Goal:
Give the records back in full, exactly as they read.

Data listing:

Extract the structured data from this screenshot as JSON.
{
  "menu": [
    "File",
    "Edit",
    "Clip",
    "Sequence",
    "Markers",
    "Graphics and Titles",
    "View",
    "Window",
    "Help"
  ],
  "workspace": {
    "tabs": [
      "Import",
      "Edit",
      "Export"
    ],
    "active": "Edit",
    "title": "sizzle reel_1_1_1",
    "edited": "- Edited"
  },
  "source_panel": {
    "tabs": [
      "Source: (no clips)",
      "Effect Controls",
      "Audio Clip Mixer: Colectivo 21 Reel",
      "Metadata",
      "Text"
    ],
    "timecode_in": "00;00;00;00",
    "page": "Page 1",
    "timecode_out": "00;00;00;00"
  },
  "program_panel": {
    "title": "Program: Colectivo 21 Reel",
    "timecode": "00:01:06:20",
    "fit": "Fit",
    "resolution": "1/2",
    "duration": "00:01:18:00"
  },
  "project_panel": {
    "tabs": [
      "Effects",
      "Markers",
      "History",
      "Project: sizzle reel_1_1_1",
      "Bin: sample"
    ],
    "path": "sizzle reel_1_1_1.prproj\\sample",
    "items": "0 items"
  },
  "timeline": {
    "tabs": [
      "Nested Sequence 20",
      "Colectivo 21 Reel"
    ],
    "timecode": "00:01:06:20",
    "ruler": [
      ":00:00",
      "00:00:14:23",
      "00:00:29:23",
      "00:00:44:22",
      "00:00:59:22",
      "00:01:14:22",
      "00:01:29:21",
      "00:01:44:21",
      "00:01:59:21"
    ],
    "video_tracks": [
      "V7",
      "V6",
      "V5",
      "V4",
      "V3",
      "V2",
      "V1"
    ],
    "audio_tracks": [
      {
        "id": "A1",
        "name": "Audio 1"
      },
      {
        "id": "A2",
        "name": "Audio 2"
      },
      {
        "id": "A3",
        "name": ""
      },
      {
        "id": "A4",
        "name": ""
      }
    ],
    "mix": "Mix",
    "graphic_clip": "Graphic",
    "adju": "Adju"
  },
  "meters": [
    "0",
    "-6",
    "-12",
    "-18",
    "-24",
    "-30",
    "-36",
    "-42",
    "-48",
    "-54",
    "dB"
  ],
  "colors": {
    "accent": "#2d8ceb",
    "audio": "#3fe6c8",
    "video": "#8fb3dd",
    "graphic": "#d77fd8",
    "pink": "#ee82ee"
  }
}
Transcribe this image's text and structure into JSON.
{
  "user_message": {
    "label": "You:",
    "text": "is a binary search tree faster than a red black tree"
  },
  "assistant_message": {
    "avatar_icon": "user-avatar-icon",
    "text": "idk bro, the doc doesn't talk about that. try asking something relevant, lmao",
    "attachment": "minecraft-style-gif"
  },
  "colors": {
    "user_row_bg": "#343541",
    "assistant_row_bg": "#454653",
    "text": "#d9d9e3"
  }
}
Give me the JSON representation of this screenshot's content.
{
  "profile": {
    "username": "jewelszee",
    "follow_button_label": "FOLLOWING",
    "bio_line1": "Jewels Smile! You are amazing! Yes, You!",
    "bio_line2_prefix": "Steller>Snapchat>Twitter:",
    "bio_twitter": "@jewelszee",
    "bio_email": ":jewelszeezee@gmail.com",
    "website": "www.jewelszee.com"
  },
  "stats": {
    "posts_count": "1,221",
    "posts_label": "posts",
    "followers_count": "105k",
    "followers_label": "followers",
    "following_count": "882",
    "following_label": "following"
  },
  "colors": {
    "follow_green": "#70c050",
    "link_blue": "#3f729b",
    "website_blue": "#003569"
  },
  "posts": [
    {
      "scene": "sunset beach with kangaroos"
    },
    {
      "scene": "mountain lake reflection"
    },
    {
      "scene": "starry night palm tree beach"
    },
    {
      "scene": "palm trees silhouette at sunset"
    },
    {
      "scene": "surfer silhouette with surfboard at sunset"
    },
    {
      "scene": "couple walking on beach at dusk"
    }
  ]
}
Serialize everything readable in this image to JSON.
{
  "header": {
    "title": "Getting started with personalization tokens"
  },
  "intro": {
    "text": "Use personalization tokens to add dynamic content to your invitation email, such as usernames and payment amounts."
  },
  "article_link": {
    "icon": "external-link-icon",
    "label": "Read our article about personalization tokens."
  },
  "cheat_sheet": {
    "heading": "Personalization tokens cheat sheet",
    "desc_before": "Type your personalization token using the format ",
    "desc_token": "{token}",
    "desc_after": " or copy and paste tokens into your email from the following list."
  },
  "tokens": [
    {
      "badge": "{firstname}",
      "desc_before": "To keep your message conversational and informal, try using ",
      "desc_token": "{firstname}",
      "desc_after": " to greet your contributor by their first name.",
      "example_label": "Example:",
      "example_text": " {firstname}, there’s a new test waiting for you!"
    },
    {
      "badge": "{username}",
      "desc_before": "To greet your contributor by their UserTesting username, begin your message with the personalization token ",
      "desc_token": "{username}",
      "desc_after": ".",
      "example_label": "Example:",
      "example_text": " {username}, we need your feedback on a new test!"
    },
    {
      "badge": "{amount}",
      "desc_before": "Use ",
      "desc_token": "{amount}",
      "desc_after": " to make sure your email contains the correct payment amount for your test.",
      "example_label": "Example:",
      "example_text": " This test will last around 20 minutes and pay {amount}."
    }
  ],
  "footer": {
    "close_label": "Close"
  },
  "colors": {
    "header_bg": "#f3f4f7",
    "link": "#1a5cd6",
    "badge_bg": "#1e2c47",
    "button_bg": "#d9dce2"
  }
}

Solved exercise:
Extract the structured data from this screenshot as JSON.
{
  "menu": [
    "File",
    "Edit",
    "Clip",
    "Sequence",
    "Markers",
    "Graphics and Titles",
    "View",
    "Window",
    "Help"
  ],
  "workspace": {
    "tabs": [
      "Import",
      "Edit",
      "Export"
    ],
    "active": "Edit",
    "title": "sizzle reel_1_1_1",
    "edited": "- Edited"
  },
  "source_panel": {
    "tabs": [
      "Source: (no clips)",
      "Effect Controls",
      "Audio Clip Mixer: Colectivo 21 Reel",
      "Metadata",
      "Text"
    ],
    "timecode_in": "00;00;00;00",
    "page": "Page 1",
    "timecode_out": "00;00;00;00"
  },
  "program_panel": {
    "title": "Program: Colectivo 21 Reel",
    "timecode": "00:01:06:20",
    "fit": "Fit",
    "resolution": "1/2",
    "duration": "00:01:18:00"
  },
  "project_panel": {
    "tabs": [
      "Effects",
      "Markers",
      "History",
      "Project: sizzle reel_1_1_1",
      "Bin: sample"
    ],
    "path": "sizzle reel_1_1_1.prproj\\sample",
    "items": "0 items"
  },
  "timeline": {
    "tabs": [
      "Nested Sequence 20",
      "Colectivo 21 Reel"
    ],
    "timecode": "00:01:06:20",
    "ruler": [
      ":00:00",
      "00:00:14:23",
      "00:00:29:23",
      "00:00:44:22",
      "00:00:59:22",
      "00:01:14:22",
      "00:01:29:21",
      "00:01:44:21",
      "00:01:59:21"
    ],
    "video_tracks": [
      "V7",
      "V6",
      "V5",
      "V4",
      "V3",
      "V2",
      "V1"
    ],
    "audio_tracks": [
      {
        "id": "A1",
        "name": "Audio 1"
      },
      {
        "id": "A2",
        "name": "Audio 2"
      },
      {
        "id": "A3",
        "name": ""
      },
      {
        "id": "A4",
        "name": ""
      }
    ],
    "mix": "Mix",
    "graphic_clip": "Graphic",
    "adju": "Adju"
  },
  "meters": [
    "0",
    "-6",
    "-12",
    "-18",
    "-24",
    "-30",
    "-36",
    "-42",
    "-48",
    "-54",
    "dB"
  ],
  "colors": {
    "accent": "#2d8ceb",
    "audio": "#3fe6c8",
    "video": "#8fb3dd",
    "graphic": "#d77fd8",
    "pink": "#ee82ee"
  }
}
Transcribe this image's text and structure into JSON.
{
  "user_message": {
    "label": "You:",
    "text": "is a binary search tree faster than a red black tree"
  },
  "assistant_message": {
    "avatar_icon": "user-avatar-icon",
    "text": "idk bro, the doc doesn't talk about that. try asking something relevant, lmao",
    "attachment": "minecraft-style-gif"
  },
  "colors": {
    "user_row_bg": "#343541",
    "assistant_row_bg": "#454653",
    "text": "#d9d9e3"
  }
}
Give me the JSON representation of this screenshot's content.
{
  "profile": {
    "username": "jewelszee",
    "follow_button_label": "FOLLOWING",
    "bio_line1": "Jewels Smile! You are amazing! Yes, You!",
    "bio_line2_prefix": "Steller>Snapchat>Twitter:",
    "bio_twitter": "@jewelszee",
    "bio_email": ":jewelszeezee@gmail.com",
    "website": "www.jewelszee.com"
  },
  "stats": {
    "posts_count": "1,221",
    "posts_label": "posts",
    "followers_count": "105k",
    "followers_label": "followers",
    "following_count": "882",
    "following_label": "following"
  },
  "colors": {
    "follow_green": "#70c050",
    "link_blue": "#3f729b",
    "website_blue": "#003569"
  },
  "posts": [
    {
      "scene": "sunset beach with kangaroos"
    },
    {
      "scene": "mountain lake reflection"
    },
    {
      "scene": "starry night palm tree beach"
    },
    {
      "scene": "palm trees silhouette at sunset"
    },
    {
      "scene": "surfer silhouette with surfboard at sunset"
    },
    {
      "scene": "couple walking on beach at dusk"
    }
  ]
}
Serialize everything readable in this image to JSON.
{
  "header": {
    "title": "Getting started with personalization tokens"
  },
  "intro": {
    "text": "Use personalization tokens to add dynamic content to your invitation email, such as usernames and payment amounts."
  },
  "article_link": {
    "icon": "external-link-icon",
    "label": "Read our article about personalization tokens."
  },
  "cheat_sheet": {
    "heading": "Personalization tokens cheat sheet",
    "desc_before": "Type your personalization token using the format ",
    "desc_token": "{token}",
    "desc_after": " or copy and paste tokens into your email from the following list."
  },
  "tokens": [
    {
      "badge": "{firstname}",
      "desc_before": "To keep your message conversational and informal, try using ",
      "desc_token": "{firstname}",
      "desc_after": " to greet your contributor by their first name.",
      "example_label": "Example:",
      "example_text": " {firstname}, there’s a new test waiting for you!"
    },
    {
      "badge": "{username}",
      "desc_before": "To greet your contributor by their UserTesting username, begin your message with the personalization token ",
      "desc_token": "{username}",
      "desc_after": ".",
      "example_label": "Example:",
      "example_text": " {username}, we need your feedback on a new test!"
    },
    {
      "badge": "{amount}",
      "desc_before": "Use ",
      "desc_token": "{amount}",
      "desc_after": " to make sure your email contains the correct payment amount for your test.",
      "example_label": "Example:",
      "example_text": " This test will last around 20 minutes and pay {amount}."
    }
  ],
  "footer": {
    "close_label": "Close"
  },
  "colors": {
    "header_bg": "#f3f4f7",
    "link": "#1a5cd6",
    "badge_bg": "#1e2c47",
    "button_bg": "#d9dce2"
  }
}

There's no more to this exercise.